> _Written problem_
Copy the lines below as they are; omit the images they contain.
***** Data records *****
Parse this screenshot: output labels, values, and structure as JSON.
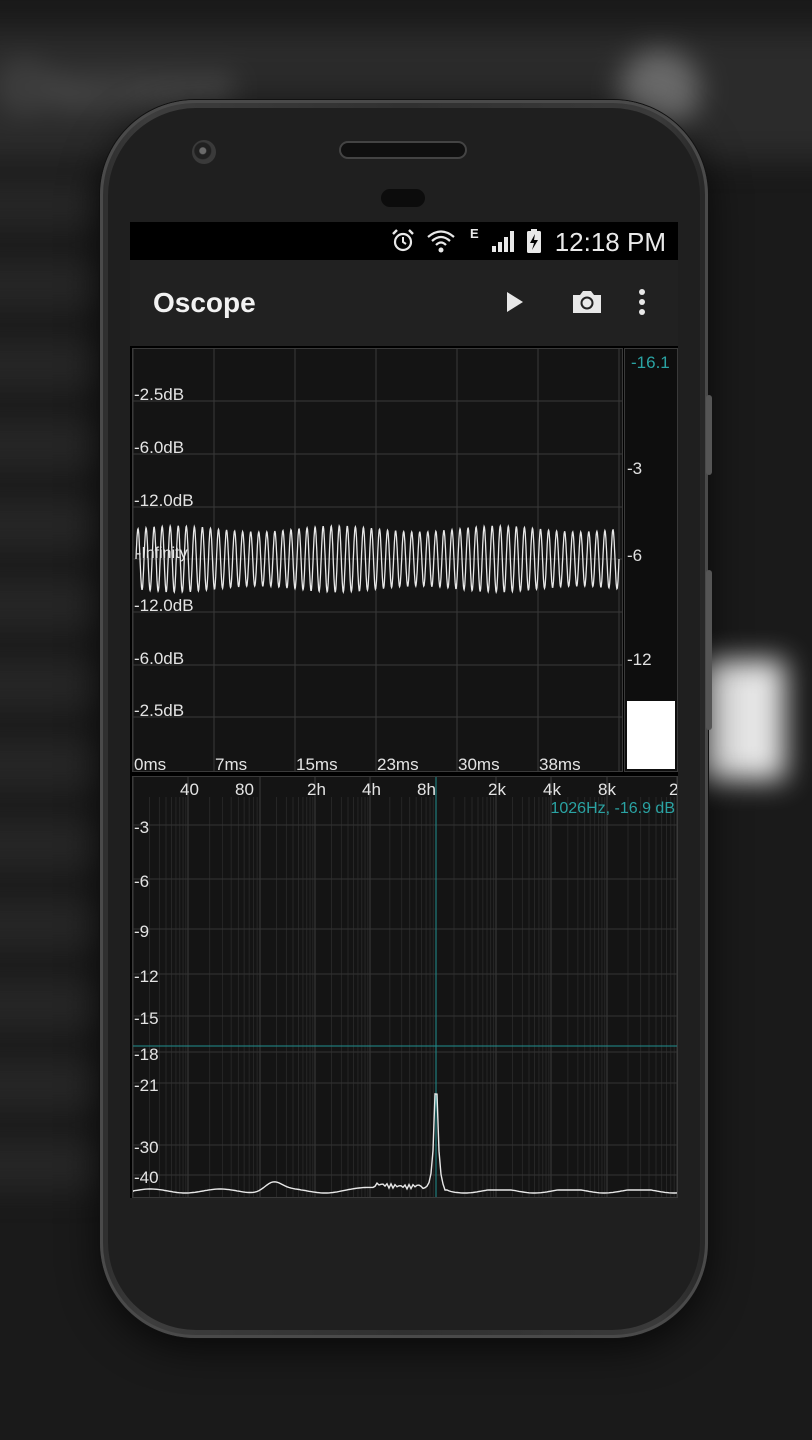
{
  "status_bar": {
    "time": "12:18 PM",
    "network_label": "E",
    "icons": [
      "alarm-icon",
      "wifi-icon",
      "signal-icon",
      "battery-charging-icon"
    ]
  },
  "app_bar": {
    "title": "Oscope",
    "actions": [
      "play-icon",
      "camera-icon",
      "overflow-menu-icon"
    ]
  },
  "oscilloscope": {
    "db_labels_top": [
      "-2.5dB",
      "-6.0dB",
      "-12.0dB"
    ],
    "center_label": "-Infinity",
    "db_labels_bottom": [
      "-12.0dB",
      "-6.0dB",
      "-2.5dB"
    ],
    "time_labels": [
      "0ms",
      "7ms",
      "15ms",
      "23ms",
      "30ms",
      "38ms"
    ],
    "wave_color": "#e8e8e8",
    "grid_color": "#3a3a3a"
  },
  "level_meter": {
    "peak_readout": "-16.1",
    "scale_labels": [
      "-3",
      "-6",
      "-12"
    ],
    "fill_fraction": 0.16,
    "peak_color": "#2aa3a3"
  },
  "spectrum": {
    "freq_labels": [
      "40",
      "80",
      "2h",
      "4h",
      "8h",
      "2k",
      "4k",
      "8k",
      "2"
    ],
    "db_labels": [
      "-3",
      "-6",
      "-9",
      "-12",
      "-15",
      "-18",
      "-21",
      "-30",
      "-40"
    ],
    "cursor_readout": "1026Hz, -16.9 dB",
    "cursor_color": "#2aa3a3",
    "peak_frequency_hz": 1026,
    "peak_level_db": -16.9
  }
}
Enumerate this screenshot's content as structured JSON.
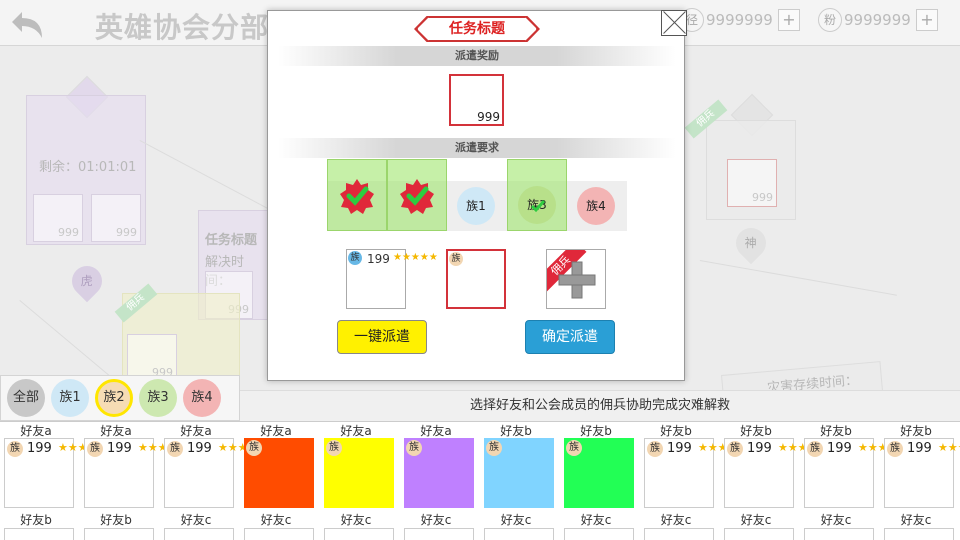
*****
> _Written reply_
Parse this screenshot: output labels, values, and structure as JSON.
{
  "status_bar": {
    "time": "12:18 PM",
    "network_label": "E",
    "icons": [
      "alarm-icon",
      "wifi-icon",
      "signal-icon",
      "battery-charging-icon"
    ]
  },
  "app_bar": {
    "title": "Oscope",
    "actions": [
      "play-icon",
      "camera-icon",
      "overflow-menu-icon"
    ]
  },
  "oscilloscope": {
    "db_labels_top": [
      "-2.5dB",
      "-6.0dB",
      "-12.0dB"
    ],
    "center_label": "-Infinity",
    "db_labels_bottom": [
      "-12.0dB",
      "-6.0dB",
      "-2.5dB"
    ],
    "time_labels": [
      "0ms",
      "7ms",
      "15ms",
      "23ms",
      "30ms",
      "38ms"
    ],
    "wave_color": "#e8e8e8",
    "grid_color": "#3a3a3a"
  },
  "level_meter": {
    "peak_readout": "-16.1",
    "scale_labels": [
      "-3",
      "-6",
      "-12"
    ],
    "fill_fraction": 0.16,
    "peak_color": "#2aa3a3"
  },
  "spectrum": {
    "freq_labels": [
      "40",
      "80",
      "2h",
      "4h",
      "8h",
      "2k",
      "4k",
      "8k",
      "2"
    ],
    "db_labels": [
      "-3",
      "-6",
      "-9",
      "-12",
      "-15",
      "-18",
      "-21",
      "-30",
      "-40"
    ],
    "cursor_readout": "1026Hz, -16.9 dB",
    "cursor_color": "#2aa3a3",
    "peak_frequency_hz": 1026,
    "peak_level_db": -16.9
  }
}
Enumerate this screenshot's content as structured JSON.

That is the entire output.